## Aim:
What you return should match every record exactly, with the images removed.
━━━━━━━━━━━━━━━━━━━━━━━━━━━━━━
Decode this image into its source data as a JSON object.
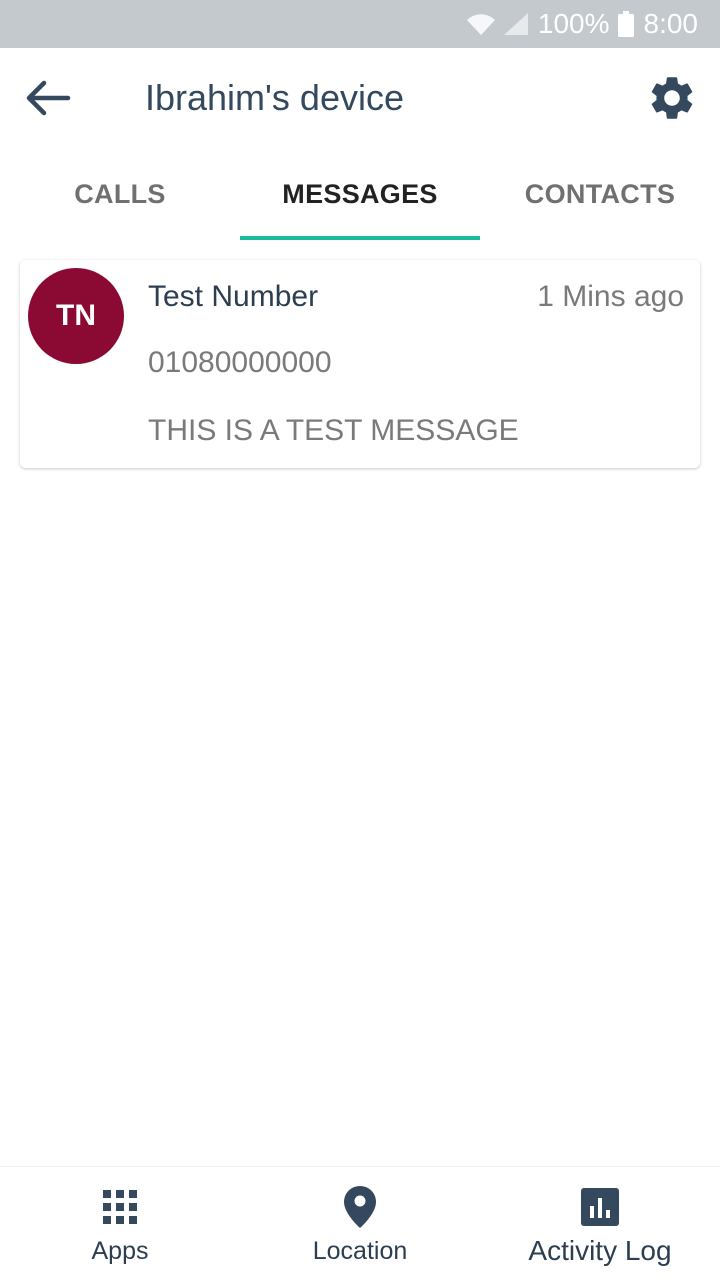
{
  "status_bar": {
    "battery_percent": "100%",
    "time": "8:00",
    "icons": [
      "wifi-icon",
      "signal-icon",
      "battery-icon"
    ]
  },
  "header": {
    "title": "Ibrahim's device",
    "back_icon": "arrow-left-icon",
    "settings_icon": "gear-icon"
  },
  "tabs": [
    {
      "label": "CALLS",
      "active": false
    },
    {
      "label": "MESSAGES",
      "active": true
    },
    {
      "label": "CONTACTS",
      "active": false
    }
  ],
  "messages": [
    {
      "initials": "TN",
      "name": "Test Number",
      "time": "1 Mins ago",
      "number": "01080000000",
      "body": "THIS IS A TEST MESSAGE",
      "avatar_color": "#8b0a33"
    }
  ],
  "bottom_nav": [
    {
      "label": "Apps",
      "icon": "grid-icon"
    },
    {
      "label": "Location",
      "icon": "location-pin-icon"
    },
    {
      "label": "Activity Log",
      "icon": "bar-chart-icon"
    }
  ],
  "colors": {
    "accent": "#1abc9c",
    "primary_text": "#34495e",
    "status_bar": "#c4c9cd"
  }
}
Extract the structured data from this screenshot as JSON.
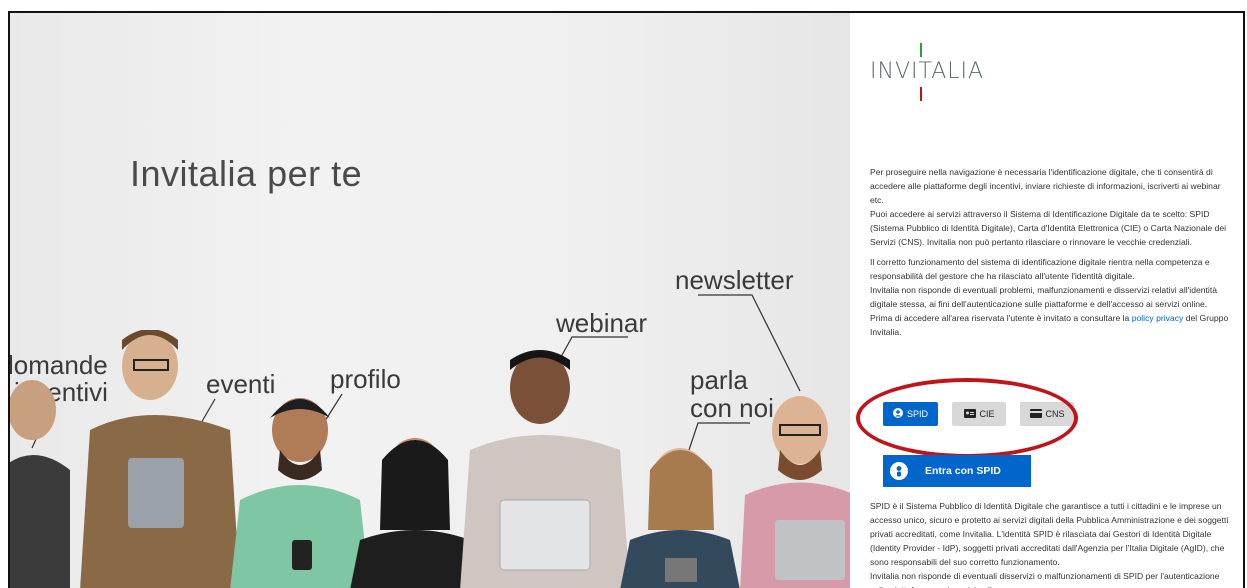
{
  "hero": {
    "title": "Invitalia per te",
    "labels": {
      "domande": "lomande",
      "incentivi": "incentivi",
      "eventi": "eventi",
      "profilo": "profilo",
      "webinar": "webinar",
      "newsletter": "newsletter",
      "parla": "parla",
      "connoi": "con noi"
    }
  },
  "panel": {
    "logo_text": "INVITALIA",
    "colors": {
      "accent": "#0066cc",
      "logo_green": "#2e9e44",
      "logo_red": "#c0141b",
      "ring": "#c0141b"
    },
    "intro": [
      "Per proseguire nella navigazione è necessaria l'identificazione digitale, che ti consentirà di accedere alle piattaforme degli incentivi, inviare richieste di informazioni, iscriverti ai webinar etc.",
      "Puoi accedere ai servizi attraverso il Sistema di Identificazione Digitale da te scelto: SPID (Sistema Pubblico di Identità Digitale), Carta d'Identità Elettronica (CIE) o Carta Nazionale dei Servizi (CNS). Invitalia non può pertanto rilasciare o rinnovare le vecchie credenziali."
    ],
    "liability": [
      "Il corretto funzionamento del sistema di identificazione digitale rientra nella competenza e responsabilità del gestore che ha rilasciato all'utente l'identità digitale.",
      "Invitalia non risponde di eventuali problemi, malfunzionamenti e disservizi relativi all'identità digitale stessa, ai fini dell'autenticazione sulle piattaforme e dell'accesso ai servizi online."
    ],
    "policy_prefix": "Prima di accedere all'area riservata l'utente è invitato a consultare la ",
    "policy_link": "policy privacy",
    "policy_suffix": " del Gruppo Invitalia.",
    "auth_tabs": {
      "spid": "SPID",
      "cie": "CIE",
      "cns": "CNS"
    },
    "enter_spid": "Entra con SPID",
    "spid_info": [
      "SPID è il Sistema Pubblico di Identità Digitale che garantisce a tutti i cittadini e le imprese un accesso unico, sicuro e protetto ai servizi digitali della Pubblica Amministrazione e dei soggetti privati accreditati, come Invitalia. L'identità SPID è rilasciata dai Gestori di Identità Digitale (Identity Provider - IdP), soggetti privati accreditati dall'Agenzia per l'Italia Digitale (AgID), che sono responsabili del suo corretto funzionamento.",
      "Invitalia non risponde di eventuali disservizi o malfunzionamenti di SPID per l'autenticazione sulla piattaforma e ai servizi online."
    ]
  }
}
━━━━━━━━━━━━━━━━━━━━━━━━━━━━━━
## Finished exercise:
Decode this image into its source data as a JSON object.
{
  "status_bar": {
    "battery_percent": "100%",
    "time": "8:00",
    "icons": [
      "wifi-icon",
      "signal-icon",
      "battery-icon"
    ]
  },
  "header": {
    "title": "Ibrahim's device",
    "back_icon": "arrow-left-icon",
    "settings_icon": "gear-icon"
  },
  "tabs": [
    {
      "label": "CALLS",
      "active": false
    },
    {
      "label": "MESSAGES",
      "active": true
    },
    {
      "label": "CONTACTS",
      "active": false
    }
  ],
  "messages": [
    {
      "initials": "TN",
      "name": "Test Number",
      "time": "1 Mins ago",
      "number": "01080000000",
      "body": "THIS IS A TEST MESSAGE",
      "avatar_color": "#8b0a33"
    }
  ],
  "bottom_nav": [
    {
      "label": "Apps",
      "icon": "grid-icon"
    },
    {
      "label": "Location",
      "icon": "location-pin-icon"
    },
    {
      "label": "Activity Log",
      "icon": "bar-chart-icon"
    }
  ],
  "colors": {
    "accent": "#1abc9c",
    "primary_text": "#34495e",
    "status_bar": "#c4c9cd"
  }
}
Extract the structured data from this screenshot as JSON.
{
  "hero": {
    "title": "Invitalia per te",
    "labels": {
      "domande": "lomande",
      "incentivi": "incentivi",
      "eventi": "eventi",
      "profilo": "profilo",
      "webinar": "webinar",
      "newsletter": "newsletter",
      "parla": "parla",
      "connoi": "con noi"
    }
  },
  "panel": {
    "logo_text": "INVITALIA",
    "colors": {
      "accent": "#0066cc",
      "logo_green": "#2e9e44",
      "logo_red": "#c0141b",
      "ring": "#c0141b"
    },
    "intro": [
      "Per proseguire nella navigazione è necessaria l'identificazione digitale, che ti consentirà di accedere alle piattaforme degli incentivi, inviare richieste di informazioni, iscriverti ai webinar etc.",
      "Puoi accedere ai servizi attraverso il Sistema di Identificazione Digitale da te scelto: SPID (Sistema Pubblico di Identità Digitale), Carta d'Identità Elettronica (CIE) o Carta Nazionale dei Servizi (CNS). Invitalia non può pertanto rilasciare o rinnovare le vecchie credenziali."
    ],
    "liability": [
      "Il corretto funzionamento del sistema di identificazione digitale rientra nella competenza e responsabilità del gestore che ha rilasciato all'utente l'identità digitale.",
      "Invitalia non risponde di eventuali problemi, malfunzionamenti e disservizi relativi all'identità digitale stessa, ai fini dell'autenticazione sulle piattaforme e dell'accesso ai servizi online."
    ],
    "policy_prefix": "Prima di accedere all'area riservata l'utente è invitato a consultare la ",
    "policy_link": "policy privacy",
    "policy_suffix": " del Gruppo Invitalia.",
    "auth_tabs": {
      "spid": "SPID",
      "cie": "CIE",
      "cns": "CNS"
    },
    "enter_spid": "Entra con SPID",
    "spid_info": [
      "SPID è il Sistema Pubblico di Identità Digitale che garantisce a tutti i cittadini e le imprese un accesso unico, sicuro e protetto ai servizi digitali della Pubblica Amministrazione e dei soggetti privati accreditati, come Invitalia. L'identità SPID è rilasciata dai Gestori di Identità Digitale (Identity Provider - IdP), soggetti privati accreditati dall'Agenzia per l'Italia Digitale (AgID), che sono responsabili del suo corretto funzionamento.",
      "Invitalia non risponde di eventuali disservizi o malfunzionamenti di SPID per l'autenticazione sulla piattaforma e ai servizi online."
    ]
  }
}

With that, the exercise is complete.